>> start
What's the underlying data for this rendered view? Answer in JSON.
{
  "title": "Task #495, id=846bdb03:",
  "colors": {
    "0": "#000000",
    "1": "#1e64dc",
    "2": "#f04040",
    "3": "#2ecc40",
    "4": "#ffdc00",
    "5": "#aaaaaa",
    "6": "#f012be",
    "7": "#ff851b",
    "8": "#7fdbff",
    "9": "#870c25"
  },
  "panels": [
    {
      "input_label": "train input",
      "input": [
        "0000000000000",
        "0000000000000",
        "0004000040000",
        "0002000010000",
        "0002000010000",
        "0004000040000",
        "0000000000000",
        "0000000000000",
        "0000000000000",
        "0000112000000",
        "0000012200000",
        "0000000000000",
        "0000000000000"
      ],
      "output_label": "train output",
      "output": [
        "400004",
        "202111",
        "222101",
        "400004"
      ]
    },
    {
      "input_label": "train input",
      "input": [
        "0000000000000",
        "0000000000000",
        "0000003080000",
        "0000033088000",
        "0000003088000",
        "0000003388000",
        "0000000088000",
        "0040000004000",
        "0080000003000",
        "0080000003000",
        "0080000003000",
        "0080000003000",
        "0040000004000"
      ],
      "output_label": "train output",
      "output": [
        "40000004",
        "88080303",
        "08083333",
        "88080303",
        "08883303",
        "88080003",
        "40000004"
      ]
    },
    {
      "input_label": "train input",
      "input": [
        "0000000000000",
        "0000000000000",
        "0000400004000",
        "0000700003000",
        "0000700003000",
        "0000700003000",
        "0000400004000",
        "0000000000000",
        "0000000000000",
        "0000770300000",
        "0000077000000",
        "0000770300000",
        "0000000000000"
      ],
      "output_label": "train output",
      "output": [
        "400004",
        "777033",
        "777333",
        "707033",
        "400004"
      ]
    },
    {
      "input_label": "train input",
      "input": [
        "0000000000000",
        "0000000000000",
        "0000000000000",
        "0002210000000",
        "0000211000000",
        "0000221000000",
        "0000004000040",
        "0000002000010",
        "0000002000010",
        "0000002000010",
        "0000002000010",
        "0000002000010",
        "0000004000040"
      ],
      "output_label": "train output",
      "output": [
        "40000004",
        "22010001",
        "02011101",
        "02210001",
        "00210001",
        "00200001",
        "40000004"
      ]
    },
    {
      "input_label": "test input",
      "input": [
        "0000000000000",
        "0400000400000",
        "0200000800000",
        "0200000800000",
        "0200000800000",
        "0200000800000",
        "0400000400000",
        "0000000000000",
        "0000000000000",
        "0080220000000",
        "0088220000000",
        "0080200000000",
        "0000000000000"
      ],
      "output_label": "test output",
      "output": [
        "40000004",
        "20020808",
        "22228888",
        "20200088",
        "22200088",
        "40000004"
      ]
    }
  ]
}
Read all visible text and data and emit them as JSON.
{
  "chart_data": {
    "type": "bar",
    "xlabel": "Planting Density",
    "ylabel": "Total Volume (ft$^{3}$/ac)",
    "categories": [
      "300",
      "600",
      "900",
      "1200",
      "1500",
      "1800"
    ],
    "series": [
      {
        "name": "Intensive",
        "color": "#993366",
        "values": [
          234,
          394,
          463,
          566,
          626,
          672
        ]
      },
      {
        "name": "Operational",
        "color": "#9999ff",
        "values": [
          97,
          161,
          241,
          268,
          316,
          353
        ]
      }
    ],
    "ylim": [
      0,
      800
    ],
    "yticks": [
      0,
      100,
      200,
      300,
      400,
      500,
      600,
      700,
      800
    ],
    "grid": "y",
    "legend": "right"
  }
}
>> end
EXERCISE DESCRIPTION >> Copy every line above that includes the string "JSON".

ANSWER TO THE EXERCISE >>
What's the underlying data for this rendered view? Answer in JSON.
Read all visible text and data and emit them as JSON.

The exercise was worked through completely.